- Dataset entries
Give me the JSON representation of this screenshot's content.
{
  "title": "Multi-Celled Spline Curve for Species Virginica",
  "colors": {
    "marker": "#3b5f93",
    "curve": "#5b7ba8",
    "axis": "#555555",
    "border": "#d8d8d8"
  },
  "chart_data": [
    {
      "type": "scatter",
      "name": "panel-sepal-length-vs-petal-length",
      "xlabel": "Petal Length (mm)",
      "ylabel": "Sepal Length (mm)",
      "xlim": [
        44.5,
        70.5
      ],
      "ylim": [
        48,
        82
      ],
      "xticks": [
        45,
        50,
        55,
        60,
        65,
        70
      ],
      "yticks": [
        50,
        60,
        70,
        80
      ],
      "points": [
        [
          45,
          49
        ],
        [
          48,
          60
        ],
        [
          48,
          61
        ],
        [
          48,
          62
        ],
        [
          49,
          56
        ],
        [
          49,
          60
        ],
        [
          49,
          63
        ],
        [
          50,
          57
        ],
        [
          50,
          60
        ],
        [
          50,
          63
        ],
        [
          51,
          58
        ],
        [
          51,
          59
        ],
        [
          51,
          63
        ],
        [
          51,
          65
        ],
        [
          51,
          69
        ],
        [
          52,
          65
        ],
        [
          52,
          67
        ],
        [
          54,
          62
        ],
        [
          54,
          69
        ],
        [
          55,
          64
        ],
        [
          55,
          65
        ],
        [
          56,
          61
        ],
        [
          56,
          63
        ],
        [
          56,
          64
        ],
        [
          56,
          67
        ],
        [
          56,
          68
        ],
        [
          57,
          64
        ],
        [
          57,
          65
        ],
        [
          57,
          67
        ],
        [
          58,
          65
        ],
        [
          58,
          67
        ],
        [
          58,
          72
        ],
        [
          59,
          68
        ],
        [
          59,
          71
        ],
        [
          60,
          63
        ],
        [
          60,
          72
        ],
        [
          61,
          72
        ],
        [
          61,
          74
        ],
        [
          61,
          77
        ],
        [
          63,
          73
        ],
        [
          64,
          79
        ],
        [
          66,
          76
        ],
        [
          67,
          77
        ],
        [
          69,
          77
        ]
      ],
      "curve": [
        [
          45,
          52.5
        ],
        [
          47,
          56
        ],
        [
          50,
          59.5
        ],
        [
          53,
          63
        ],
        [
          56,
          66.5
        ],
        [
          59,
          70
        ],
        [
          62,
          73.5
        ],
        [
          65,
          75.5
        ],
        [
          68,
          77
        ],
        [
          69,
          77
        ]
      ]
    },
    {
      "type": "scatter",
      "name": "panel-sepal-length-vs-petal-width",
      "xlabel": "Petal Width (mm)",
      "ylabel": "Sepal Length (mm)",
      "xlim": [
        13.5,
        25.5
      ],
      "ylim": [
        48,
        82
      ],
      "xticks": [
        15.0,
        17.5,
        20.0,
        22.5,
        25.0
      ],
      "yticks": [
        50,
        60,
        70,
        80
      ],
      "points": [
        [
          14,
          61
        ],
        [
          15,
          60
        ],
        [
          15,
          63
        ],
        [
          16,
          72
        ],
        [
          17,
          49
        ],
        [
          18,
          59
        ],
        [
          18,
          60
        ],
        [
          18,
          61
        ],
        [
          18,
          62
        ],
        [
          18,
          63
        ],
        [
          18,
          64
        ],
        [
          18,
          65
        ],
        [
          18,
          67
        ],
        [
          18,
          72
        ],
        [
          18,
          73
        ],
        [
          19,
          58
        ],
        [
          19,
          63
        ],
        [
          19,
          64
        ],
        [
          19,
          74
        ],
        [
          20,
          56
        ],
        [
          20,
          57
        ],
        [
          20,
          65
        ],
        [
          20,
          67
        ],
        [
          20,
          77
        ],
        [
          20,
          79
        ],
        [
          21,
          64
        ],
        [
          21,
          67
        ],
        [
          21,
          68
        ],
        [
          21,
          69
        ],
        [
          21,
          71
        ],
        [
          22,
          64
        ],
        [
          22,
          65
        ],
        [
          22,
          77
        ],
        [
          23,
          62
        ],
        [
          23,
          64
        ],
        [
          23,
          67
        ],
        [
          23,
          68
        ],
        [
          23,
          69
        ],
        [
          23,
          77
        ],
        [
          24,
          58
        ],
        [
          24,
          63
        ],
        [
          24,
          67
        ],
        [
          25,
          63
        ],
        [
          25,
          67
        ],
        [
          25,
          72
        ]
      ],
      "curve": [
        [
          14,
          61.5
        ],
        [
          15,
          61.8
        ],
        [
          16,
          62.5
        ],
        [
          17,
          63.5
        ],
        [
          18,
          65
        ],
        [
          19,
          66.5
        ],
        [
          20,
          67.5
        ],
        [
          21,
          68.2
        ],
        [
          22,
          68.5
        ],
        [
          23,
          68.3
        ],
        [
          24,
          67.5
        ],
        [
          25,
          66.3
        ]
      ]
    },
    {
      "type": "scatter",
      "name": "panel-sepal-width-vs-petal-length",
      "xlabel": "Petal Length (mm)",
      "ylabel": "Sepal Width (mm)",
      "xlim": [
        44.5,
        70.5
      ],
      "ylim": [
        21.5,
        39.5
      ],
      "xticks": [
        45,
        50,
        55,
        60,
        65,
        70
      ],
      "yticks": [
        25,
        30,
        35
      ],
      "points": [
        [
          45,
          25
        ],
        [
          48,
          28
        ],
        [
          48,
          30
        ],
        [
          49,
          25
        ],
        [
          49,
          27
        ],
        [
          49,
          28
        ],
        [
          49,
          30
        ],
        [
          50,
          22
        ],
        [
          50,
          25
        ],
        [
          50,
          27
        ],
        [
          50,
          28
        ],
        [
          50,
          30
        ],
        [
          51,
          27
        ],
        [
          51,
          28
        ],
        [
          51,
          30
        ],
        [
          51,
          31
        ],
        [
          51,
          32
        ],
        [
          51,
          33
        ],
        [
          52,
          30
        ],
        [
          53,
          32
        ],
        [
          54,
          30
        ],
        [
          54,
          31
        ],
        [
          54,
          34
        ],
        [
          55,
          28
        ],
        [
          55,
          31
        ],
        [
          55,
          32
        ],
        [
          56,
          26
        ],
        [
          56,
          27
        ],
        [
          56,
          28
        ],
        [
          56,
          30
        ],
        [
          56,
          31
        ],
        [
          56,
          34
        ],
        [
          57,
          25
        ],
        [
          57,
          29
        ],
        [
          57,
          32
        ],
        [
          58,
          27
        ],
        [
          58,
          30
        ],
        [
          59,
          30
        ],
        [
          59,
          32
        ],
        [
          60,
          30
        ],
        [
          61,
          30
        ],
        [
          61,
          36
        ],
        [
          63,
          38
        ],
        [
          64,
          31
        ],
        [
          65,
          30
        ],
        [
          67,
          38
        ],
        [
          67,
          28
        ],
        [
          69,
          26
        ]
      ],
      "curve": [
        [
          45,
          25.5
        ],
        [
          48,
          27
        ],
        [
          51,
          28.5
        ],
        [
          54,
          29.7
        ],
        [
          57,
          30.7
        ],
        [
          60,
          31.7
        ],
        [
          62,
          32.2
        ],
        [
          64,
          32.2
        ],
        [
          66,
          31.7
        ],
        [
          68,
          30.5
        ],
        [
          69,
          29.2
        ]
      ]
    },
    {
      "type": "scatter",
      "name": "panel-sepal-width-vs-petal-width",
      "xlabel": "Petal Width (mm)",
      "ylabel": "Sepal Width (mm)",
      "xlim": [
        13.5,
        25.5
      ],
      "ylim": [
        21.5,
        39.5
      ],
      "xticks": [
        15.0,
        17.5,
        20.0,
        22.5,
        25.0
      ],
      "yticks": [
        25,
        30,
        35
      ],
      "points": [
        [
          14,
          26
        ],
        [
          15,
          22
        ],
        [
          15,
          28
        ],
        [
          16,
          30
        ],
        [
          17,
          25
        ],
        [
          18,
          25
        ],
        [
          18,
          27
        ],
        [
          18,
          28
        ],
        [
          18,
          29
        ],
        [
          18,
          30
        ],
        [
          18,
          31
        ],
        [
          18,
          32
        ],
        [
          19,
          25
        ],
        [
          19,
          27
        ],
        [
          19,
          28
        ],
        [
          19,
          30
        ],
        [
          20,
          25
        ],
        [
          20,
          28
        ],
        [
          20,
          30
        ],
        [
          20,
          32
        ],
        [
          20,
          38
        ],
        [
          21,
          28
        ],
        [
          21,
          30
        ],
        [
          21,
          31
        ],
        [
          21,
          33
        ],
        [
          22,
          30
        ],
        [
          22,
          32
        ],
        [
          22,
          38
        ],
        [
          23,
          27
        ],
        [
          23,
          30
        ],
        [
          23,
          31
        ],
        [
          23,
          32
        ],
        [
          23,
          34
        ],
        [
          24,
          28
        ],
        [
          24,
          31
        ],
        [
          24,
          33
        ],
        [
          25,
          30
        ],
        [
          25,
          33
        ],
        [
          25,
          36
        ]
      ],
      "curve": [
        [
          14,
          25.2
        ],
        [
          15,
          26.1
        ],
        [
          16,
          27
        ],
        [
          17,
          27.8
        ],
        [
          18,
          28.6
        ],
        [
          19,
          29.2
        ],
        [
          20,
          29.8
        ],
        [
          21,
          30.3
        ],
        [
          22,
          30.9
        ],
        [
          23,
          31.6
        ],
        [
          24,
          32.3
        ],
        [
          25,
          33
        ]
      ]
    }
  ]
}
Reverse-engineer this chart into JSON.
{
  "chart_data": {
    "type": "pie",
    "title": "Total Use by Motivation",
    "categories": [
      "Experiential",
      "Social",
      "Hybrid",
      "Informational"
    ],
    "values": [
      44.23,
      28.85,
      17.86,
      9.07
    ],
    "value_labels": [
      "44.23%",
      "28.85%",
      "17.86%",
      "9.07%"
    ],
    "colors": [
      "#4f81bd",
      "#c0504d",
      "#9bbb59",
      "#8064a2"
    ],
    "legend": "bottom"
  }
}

- Your instructions
Reproduce the records above exactly, starting with the line that contains "Reverse-engineer this chart into JSON." and ending with the last line.

- Solution to the problem
Reverse-engineer this chart into JSON.
{
  "chart_data": {
    "type": "pie",
    "title": "Total Use by Motivation",
    "categories": [
      "Experiential",
      "Social",
      "Hybrid",
      "Informational"
    ],
    "values": [
      44.23,
      28.85,
      17.86,
      9.07
    ],
    "value_labels": [
      "44.23%",
      "28.85%",
      "17.86%",
      "9.07%"
    ],
    "colors": [
      "#4f81bd",
      "#c0504d",
      "#9bbb59",
      "#8064a2"
    ],
    "legend": "bottom"
  }
}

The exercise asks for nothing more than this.